Directions. Pick out each line with the word "本周销量" from the material that follows.

===== Data records

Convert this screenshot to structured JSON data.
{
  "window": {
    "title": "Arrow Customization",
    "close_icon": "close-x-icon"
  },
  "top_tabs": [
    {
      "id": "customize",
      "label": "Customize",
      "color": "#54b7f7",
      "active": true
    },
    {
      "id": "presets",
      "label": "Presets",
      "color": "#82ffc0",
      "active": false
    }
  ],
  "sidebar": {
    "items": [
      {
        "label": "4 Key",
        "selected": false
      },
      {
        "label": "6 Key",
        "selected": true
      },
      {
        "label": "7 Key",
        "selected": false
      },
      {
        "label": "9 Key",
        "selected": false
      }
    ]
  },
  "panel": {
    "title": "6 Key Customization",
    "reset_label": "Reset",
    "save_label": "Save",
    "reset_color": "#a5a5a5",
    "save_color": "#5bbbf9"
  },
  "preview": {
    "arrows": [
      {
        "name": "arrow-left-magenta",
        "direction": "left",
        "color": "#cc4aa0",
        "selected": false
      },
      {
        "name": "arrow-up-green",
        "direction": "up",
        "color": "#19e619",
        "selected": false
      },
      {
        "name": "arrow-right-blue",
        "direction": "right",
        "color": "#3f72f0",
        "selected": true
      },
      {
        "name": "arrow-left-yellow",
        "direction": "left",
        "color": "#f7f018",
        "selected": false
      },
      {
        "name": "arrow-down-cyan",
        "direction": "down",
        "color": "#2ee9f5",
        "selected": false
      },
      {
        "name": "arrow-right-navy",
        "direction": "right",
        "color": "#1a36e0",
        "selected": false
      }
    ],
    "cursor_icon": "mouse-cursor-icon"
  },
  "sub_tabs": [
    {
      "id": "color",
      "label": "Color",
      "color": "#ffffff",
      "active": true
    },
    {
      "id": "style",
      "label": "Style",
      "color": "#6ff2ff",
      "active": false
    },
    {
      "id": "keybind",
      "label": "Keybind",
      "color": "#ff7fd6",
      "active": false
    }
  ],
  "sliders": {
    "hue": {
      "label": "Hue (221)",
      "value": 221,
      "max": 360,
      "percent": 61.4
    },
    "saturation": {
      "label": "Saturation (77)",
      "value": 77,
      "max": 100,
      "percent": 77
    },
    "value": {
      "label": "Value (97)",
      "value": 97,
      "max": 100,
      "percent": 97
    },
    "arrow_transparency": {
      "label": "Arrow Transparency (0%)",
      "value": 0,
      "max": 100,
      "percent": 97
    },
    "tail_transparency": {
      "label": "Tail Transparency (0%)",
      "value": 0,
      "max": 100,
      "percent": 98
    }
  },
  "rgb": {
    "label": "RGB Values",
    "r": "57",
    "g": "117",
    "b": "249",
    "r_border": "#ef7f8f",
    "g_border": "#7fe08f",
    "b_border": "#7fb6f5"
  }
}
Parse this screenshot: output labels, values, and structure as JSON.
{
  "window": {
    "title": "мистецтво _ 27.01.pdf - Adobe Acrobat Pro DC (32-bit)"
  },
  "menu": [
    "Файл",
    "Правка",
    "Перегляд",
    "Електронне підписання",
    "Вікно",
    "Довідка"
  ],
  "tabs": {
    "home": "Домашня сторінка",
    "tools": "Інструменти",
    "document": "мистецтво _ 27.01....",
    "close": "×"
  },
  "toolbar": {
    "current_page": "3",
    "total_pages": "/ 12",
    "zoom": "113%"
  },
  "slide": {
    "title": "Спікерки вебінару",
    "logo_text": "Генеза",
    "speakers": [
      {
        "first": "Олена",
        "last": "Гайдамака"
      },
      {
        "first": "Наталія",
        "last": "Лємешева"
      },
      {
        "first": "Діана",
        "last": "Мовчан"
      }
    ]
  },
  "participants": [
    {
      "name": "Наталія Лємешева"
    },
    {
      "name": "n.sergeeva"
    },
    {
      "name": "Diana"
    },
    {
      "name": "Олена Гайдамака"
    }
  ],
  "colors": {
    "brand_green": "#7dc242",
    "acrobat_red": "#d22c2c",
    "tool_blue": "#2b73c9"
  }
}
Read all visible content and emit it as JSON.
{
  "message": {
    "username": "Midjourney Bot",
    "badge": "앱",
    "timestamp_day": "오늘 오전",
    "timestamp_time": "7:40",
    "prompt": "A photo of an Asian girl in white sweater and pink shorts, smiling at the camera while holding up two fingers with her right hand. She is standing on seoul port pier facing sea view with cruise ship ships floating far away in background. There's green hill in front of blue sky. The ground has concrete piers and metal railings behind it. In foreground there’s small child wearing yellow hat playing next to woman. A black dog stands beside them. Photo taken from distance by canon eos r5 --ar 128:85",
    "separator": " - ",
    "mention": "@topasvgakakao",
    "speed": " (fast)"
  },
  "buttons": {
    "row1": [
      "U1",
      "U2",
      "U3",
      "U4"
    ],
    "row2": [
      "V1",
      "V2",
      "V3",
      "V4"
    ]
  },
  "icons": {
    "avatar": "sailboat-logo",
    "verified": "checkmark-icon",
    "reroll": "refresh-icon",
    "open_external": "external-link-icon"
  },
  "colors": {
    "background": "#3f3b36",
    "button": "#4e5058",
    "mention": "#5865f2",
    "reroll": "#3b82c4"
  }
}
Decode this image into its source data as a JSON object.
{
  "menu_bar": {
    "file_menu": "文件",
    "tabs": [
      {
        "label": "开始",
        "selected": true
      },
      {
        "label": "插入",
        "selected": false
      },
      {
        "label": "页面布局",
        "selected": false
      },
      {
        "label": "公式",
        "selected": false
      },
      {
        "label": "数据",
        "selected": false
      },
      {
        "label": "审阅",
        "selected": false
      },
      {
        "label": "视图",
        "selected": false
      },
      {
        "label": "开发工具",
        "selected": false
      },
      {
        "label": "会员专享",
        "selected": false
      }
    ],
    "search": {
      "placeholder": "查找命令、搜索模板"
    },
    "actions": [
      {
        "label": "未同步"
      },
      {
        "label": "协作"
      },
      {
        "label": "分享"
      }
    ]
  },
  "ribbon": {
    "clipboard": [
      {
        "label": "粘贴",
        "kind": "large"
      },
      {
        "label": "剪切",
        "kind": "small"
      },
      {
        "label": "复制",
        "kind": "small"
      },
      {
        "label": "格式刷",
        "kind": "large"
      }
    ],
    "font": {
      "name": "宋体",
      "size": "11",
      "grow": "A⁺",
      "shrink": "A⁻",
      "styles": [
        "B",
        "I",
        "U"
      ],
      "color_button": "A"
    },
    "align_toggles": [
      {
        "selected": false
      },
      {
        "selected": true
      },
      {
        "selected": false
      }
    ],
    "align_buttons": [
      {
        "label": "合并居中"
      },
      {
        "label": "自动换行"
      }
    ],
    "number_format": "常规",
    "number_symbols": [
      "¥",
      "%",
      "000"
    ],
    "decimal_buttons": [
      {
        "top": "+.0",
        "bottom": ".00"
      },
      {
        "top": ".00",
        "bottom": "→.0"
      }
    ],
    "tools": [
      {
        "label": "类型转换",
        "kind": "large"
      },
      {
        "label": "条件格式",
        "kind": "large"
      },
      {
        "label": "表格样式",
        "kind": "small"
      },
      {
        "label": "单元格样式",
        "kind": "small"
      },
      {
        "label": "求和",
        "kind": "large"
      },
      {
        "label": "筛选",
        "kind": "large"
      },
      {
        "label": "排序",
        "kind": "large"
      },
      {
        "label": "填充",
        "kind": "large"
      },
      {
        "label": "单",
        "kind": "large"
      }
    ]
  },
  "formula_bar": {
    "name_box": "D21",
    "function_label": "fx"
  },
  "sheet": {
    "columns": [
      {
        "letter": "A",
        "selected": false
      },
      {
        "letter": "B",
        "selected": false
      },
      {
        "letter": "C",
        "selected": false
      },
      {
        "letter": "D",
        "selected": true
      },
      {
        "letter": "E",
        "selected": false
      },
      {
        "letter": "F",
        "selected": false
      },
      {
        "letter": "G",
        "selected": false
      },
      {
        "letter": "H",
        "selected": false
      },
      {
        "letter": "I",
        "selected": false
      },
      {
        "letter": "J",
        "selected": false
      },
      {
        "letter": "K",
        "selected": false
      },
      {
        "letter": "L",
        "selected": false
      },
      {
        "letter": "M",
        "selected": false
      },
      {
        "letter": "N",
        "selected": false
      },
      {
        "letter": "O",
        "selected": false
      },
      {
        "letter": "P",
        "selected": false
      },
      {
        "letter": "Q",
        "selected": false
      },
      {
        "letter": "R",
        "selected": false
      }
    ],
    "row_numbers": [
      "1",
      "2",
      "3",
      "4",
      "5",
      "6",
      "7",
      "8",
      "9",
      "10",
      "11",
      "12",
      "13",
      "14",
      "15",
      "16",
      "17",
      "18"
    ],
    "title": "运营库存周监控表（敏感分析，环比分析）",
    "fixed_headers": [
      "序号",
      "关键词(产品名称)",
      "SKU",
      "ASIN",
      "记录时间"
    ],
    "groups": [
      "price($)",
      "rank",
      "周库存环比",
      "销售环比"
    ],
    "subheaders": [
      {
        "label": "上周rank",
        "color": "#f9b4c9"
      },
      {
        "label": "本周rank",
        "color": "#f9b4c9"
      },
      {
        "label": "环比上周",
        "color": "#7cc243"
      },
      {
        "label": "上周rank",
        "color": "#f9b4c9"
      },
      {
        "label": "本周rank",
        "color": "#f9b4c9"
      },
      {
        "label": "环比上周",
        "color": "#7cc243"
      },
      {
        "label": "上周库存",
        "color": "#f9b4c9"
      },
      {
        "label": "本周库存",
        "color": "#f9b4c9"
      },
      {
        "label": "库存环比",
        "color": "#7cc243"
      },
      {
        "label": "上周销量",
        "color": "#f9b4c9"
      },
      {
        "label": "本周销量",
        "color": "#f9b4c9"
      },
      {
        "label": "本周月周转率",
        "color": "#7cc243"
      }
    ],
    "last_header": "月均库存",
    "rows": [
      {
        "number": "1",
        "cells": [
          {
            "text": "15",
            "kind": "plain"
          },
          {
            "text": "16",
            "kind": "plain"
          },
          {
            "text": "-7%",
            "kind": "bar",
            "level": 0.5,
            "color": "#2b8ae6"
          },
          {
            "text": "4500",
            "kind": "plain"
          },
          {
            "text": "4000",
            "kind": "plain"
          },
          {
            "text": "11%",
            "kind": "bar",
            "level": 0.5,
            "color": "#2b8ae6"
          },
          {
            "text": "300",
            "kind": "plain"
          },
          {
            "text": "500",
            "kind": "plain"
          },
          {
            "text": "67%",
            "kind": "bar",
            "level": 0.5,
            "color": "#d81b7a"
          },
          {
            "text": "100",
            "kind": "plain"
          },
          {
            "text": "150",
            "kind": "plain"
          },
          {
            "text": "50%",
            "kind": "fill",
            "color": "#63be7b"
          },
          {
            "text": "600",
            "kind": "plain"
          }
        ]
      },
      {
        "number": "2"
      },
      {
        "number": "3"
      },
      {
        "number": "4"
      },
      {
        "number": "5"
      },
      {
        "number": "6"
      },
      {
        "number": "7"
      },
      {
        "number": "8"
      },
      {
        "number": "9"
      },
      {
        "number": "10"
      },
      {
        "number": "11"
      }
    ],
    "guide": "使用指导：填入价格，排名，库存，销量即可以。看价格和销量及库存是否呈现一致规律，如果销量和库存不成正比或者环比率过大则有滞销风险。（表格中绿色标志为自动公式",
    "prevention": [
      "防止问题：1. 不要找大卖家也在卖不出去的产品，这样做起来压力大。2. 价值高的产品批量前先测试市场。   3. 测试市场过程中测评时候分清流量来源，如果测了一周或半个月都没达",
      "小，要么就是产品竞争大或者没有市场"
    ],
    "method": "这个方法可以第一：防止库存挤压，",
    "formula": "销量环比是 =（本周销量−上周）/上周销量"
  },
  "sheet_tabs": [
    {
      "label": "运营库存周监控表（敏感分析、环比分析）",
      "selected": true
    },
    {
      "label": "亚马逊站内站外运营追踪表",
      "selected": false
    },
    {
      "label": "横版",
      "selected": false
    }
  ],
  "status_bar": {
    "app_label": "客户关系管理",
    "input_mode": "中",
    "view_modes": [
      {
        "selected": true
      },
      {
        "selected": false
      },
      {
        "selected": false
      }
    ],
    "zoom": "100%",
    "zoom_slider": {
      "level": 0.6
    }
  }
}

==========

The reply.
        "label": "本周销量",
    "formula": "销量环比是 =（本周销量−上周）/上周销量"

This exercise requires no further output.